Retype all of the data. Every line must match exactly.

— begin PROVIDED RECORDS —

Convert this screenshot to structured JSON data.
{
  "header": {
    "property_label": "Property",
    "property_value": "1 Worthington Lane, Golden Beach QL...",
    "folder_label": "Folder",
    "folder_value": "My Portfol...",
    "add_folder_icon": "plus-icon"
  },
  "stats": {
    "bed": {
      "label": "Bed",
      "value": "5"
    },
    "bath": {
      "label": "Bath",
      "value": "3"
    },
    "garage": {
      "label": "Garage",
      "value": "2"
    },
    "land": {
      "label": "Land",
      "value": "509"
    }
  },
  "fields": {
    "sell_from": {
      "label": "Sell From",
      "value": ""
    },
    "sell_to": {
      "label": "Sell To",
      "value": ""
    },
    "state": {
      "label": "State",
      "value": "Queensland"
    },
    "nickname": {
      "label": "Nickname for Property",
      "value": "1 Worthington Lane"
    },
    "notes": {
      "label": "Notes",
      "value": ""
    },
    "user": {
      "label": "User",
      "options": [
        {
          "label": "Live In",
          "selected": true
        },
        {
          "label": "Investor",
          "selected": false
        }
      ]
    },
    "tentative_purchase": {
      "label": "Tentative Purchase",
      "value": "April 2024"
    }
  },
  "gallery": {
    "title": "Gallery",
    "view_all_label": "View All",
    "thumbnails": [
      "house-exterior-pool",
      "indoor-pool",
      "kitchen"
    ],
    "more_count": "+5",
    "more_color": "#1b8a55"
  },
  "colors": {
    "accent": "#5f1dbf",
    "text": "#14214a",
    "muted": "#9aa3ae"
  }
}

— end PROVIDED RECORDS —

RESULT:
Convert this screenshot to structured JSON data.
{
  "header": {
    "property_label": "Property",
    "property_value": "1 Worthington Lane, Golden Beach QL...",
    "folder_label": "Folder",
    "folder_value": "My Portfol...",
    "add_folder_icon": "plus-icon"
  },
  "stats": {
    "bed": {
      "label": "Bed",
      "value": "5"
    },
    "bath": {
      "label": "Bath",
      "value": "3"
    },
    "garage": {
      "label": "Garage",
      "value": "2"
    },
    "land": {
      "label": "Land",
      "value": "509"
    }
  },
  "fields": {
    "sell_from": {
      "label": "Sell From",
      "value": ""
    },
    "sell_to": {
      "label": "Sell To",
      "value": ""
    },
    "state": {
      "label": "State",
      "value": "Queensland"
    },
    "nickname": {
      "label": "Nickname for Property",
      "value": "1 Worthington Lane"
    },
    "notes": {
      "label": "Notes",
      "value": ""
    },
    "user": {
      "label": "User",
      "options": [
        {
          "label": "Live In",
          "selected": true
        },
        {
          "label": "Investor",
          "selected": false
        }
      ]
    },
    "tentative_purchase": {
      "label": "Tentative Purchase",
      "value": "April 2024"
    }
  },
  "gallery": {
    "title": "Gallery",
    "view_all_label": "View All",
    "thumbnails": [
      "house-exterior-pool",
      "indoor-pool",
      "kitchen"
    ],
    "more_count": "+5",
    "more_color": "#1b8a55"
  },
  "colors": {
    "accent": "#5f1dbf",
    "text": "#14214a",
    "muted": "#9aa3ae"
  }
}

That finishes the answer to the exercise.